+++ EXCERPTED RECORDS +++

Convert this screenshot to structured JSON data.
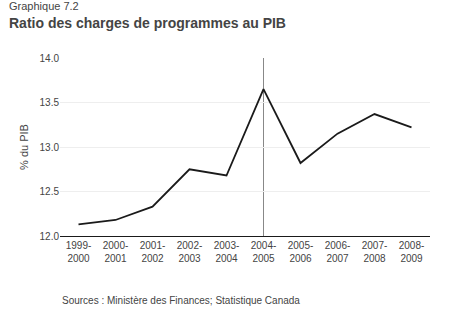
{
  "chart_data": {
    "type": "line",
    "title": "Ratio des charges de programmes au PIB",
    "subtitle": "Graphique 7.2",
    "ylabel": "% du PIB",
    "annotations": [
      "Sources : Ministère des Finances; Statistique Canada"
    ],
    "categories": [
      "1999-\n2000",
      "2000-\n2001",
      "2001-\n2002",
      "2002-\n2003",
      "2003-\n2004",
      "2004-\n2005",
      "2005-\n2006",
      "2006-\n2007",
      "2007-\n2008",
      "2008-\n2009"
    ],
    "values": [
      12.13,
      12.18,
      12.33,
      12.75,
      12.68,
      13.65,
      12.82,
      13.15,
      13.37,
      13.22
    ],
    "color": "#1a1a1a",
    "reference_line": {
      "category": "2004-\n2005",
      "color": "#888888"
    },
    "ylim": [
      12,
      14
    ],
    "yticks": [
      {
        "value": 12,
        "label": "12.0"
      },
      12.5,
      {
        "value": 13,
        "label": "13.0"
      },
      13.5,
      {
        "value": 14,
        "label": "14.0"
      }
    ],
    "grid": true
  }
}
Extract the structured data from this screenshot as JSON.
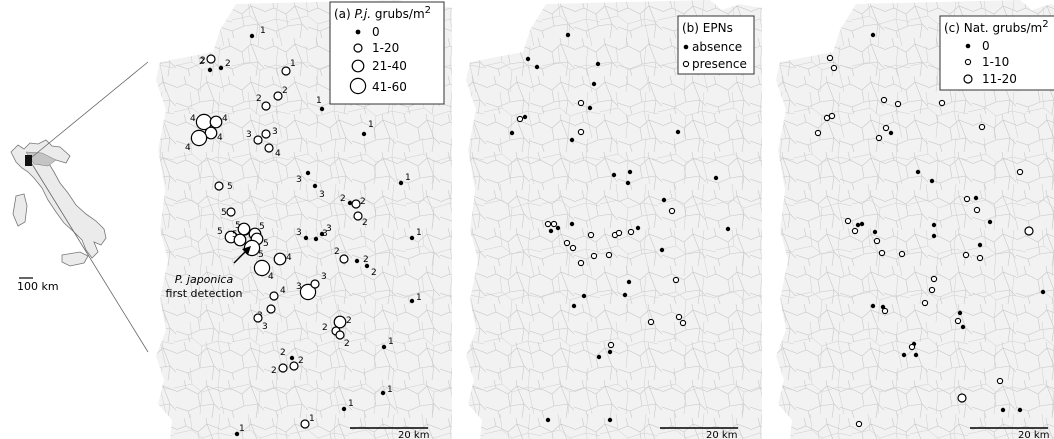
{
  "inset": {
    "scale_label": "100 km"
  },
  "panels": [
    {
      "title_prefix": "(a) ",
      "title_italic": "P.j.",
      "title_suffix": " grubs/m",
      "title_sup": "2",
      "legend": [
        "0",
        "1-20",
        "21-40",
        "41-60"
      ],
      "scale_label": "20 km",
      "annotation_line1": "P. japonica",
      "annotation_line2": "first detection"
    },
    {
      "title_prefix": "(b) EPNs",
      "legend": [
        "absence",
        "presence"
      ],
      "scale_label": "20 km"
    },
    {
      "title_prefix": "(c) Nat. grubs/m",
      "title_sup": "2",
      "legend": [
        "0",
        "1-10",
        "11-20"
      ],
      "scale_label": "20 km"
    }
  ],
  "sites_a": [
    {
      "d": 0,
      "n": "1"
    },
    {
      "d": 0,
      "n": "2"
    },
    {
      "d": 0,
      "n": "2"
    },
    {
      "d": 1,
      "n": "2"
    },
    {
      "d": 1,
      "n": "1"
    },
    {
      "d": 1,
      "n": "2"
    },
    {
      "d": 1,
      "n": "2"
    },
    {
      "d": 0,
      "n": "1"
    },
    {
      "d": 0,
      "n": "1"
    },
    {
      "d": 3,
      "n": "4"
    },
    {
      "d": 2,
      "n": "4"
    },
    {
      "d": 3,
      "n": "4"
    },
    {
      "d": 2,
      "n": "4"
    },
    {
      "d": 1,
      "n": "3"
    },
    {
      "d": 1,
      "n": "4"
    },
    {
      "d": 1,
      "n": "3"
    },
    {
      "d": 0,
      "n": "3"
    },
    {
      "d": 0,
      "n": "3"
    },
    {
      "d": 0,
      "n": "1"
    },
    {
      "d": 0,
      "n": "2"
    },
    {
      "d": 1,
      "n": "2"
    },
    {
      "d": 1,
      "n": "2"
    },
    {
      "d": 1,
      "n": "5"
    },
    {
      "d": 1,
      "n": "5"
    },
    {
      "d": 1,
      "n": "5"
    },
    {
      "d": 2,
      "n": "5"
    },
    {
      "d": 2,
      "n": "5"
    },
    {
      "d": 2,
      "n": "5"
    },
    {
      "d": 2,
      "n": "5"
    },
    {
      "d": 2,
      "n": "5"
    },
    {
      "d": 3,
      "n": "5"
    },
    {
      "d": 2,
      "n": "4"
    },
    {
      "d": 3,
      "n": "4"
    },
    {
      "d": 0,
      "n": "3"
    },
    {
      "d": 0,
      "n": "3"
    },
    {
      "d": 0,
      "n": "3"
    },
    {
      "d": 1,
      "n": "2"
    },
    {
      "d": 0,
      "n": "2"
    },
    {
      "d": 0,
      "n": "2"
    },
    {
      "d": 0,
      "n": "1"
    },
    {
      "d": 3,
      "n": "3"
    },
    {
      "d": 1,
      "n": "3"
    },
    {
      "d": 1,
      "n": "4"
    },
    {
      "d": 1,
      "n": "3"
    },
    {
      "d": 1,
      "n": "3"
    },
    {
      "d": 0,
      "n": "1"
    },
    {
      "d": 2,
      "n": "2"
    },
    {
      "d": 1,
      "n": "2"
    },
    {
      "d": 1,
      "n": "2"
    },
    {
      "d": 0,
      "n": "1"
    },
    {
      "d": 0,
      "n": "2"
    },
    {
      "d": 1,
      "n": "2"
    },
    {
      "d": 1,
      "n": "2"
    },
    {
      "d": 0,
      "n": "1"
    },
    {
      "d": 0,
      "n": "1"
    },
    {
      "d": 1,
      "n": "1"
    },
    {
      "d": 0,
      "n": "1"
    }
  ],
  "sites_b": [
    "presence",
    "absence",
    "absence",
    "absence",
    "absence",
    "presence",
    "absence",
    "presence",
    "absence",
    "absence",
    "presence",
    "presence",
    "absence",
    "absence",
    "absence",
    "absence",
    "presence",
    "presence",
    "presence",
    "presence",
    "presence",
    "absence",
    "presence",
    "presence",
    "absence",
    "absence",
    "absence",
    "presence",
    "absence",
    "presence",
    "absence",
    "presence",
    "absence",
    "absence",
    "absence",
    "presence",
    "absence",
    "absence",
    "presence",
    "presence",
    "presence",
    "absence",
    "presence",
    "absence",
    "absence",
    "absence",
    "absence",
    "absence",
    "absence"
  ],
  "sites_c": [
    "1-10",
    "1-10",
    "1-10",
    "1-10",
    "1-10",
    "1-10",
    "0",
    "1-10",
    "0",
    "1-10",
    "1-10",
    "0",
    "1-10",
    "1-10",
    "0",
    "0",
    "1-10",
    "1-10",
    "1-10",
    "0",
    "0",
    "1-10",
    "1-10",
    "0",
    "0",
    "1-10",
    "1-10",
    "0",
    "1-10",
    "1-10",
    "0",
    "1-10",
    "1-10",
    "1-10",
    "0",
    "1-10",
    "0",
    "0",
    "0",
    "11-20",
    "11-20",
    "1-10",
    "1-10",
    "0",
    "0",
    "0",
    "1-10",
    "1-10",
    "1-10",
    "0",
    "0",
    "0",
    "0"
  ]
}
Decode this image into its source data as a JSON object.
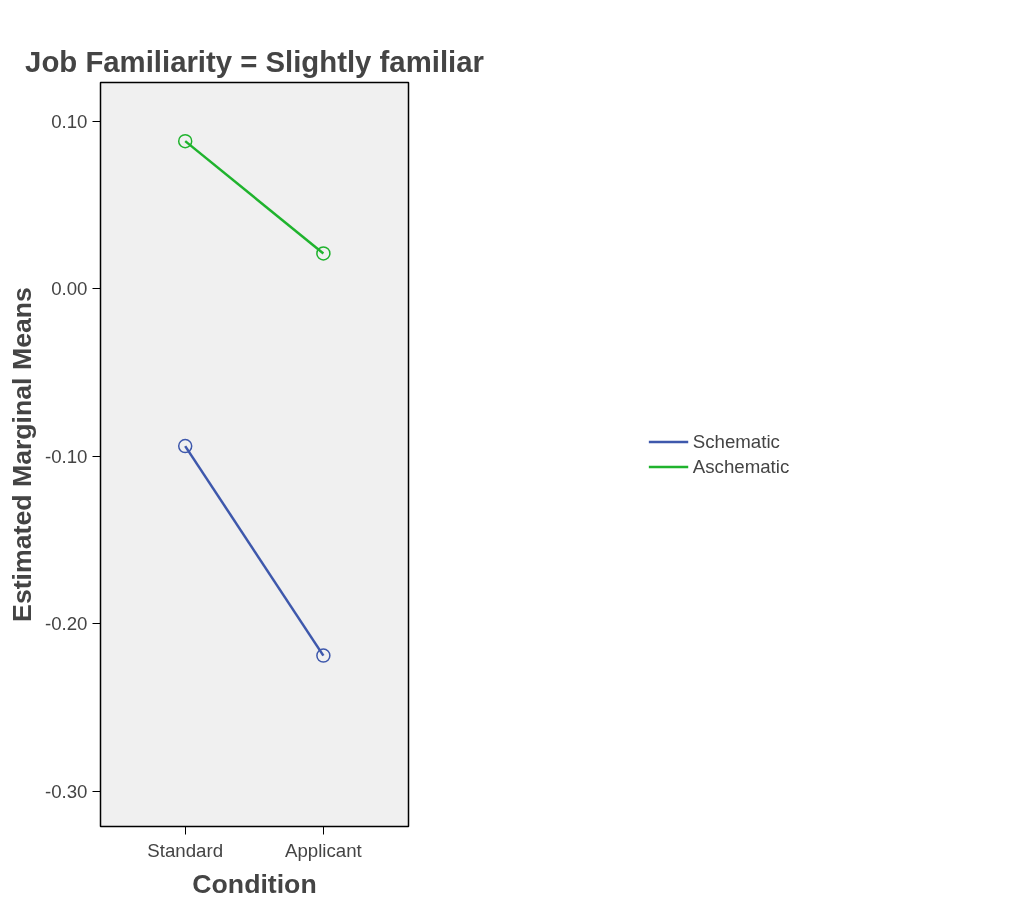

+++

INSTRUCTIONS TO FOLLOW – Provide the number of lines in the entries that include "structured", and no other text.

WRITTEN REPLY – 2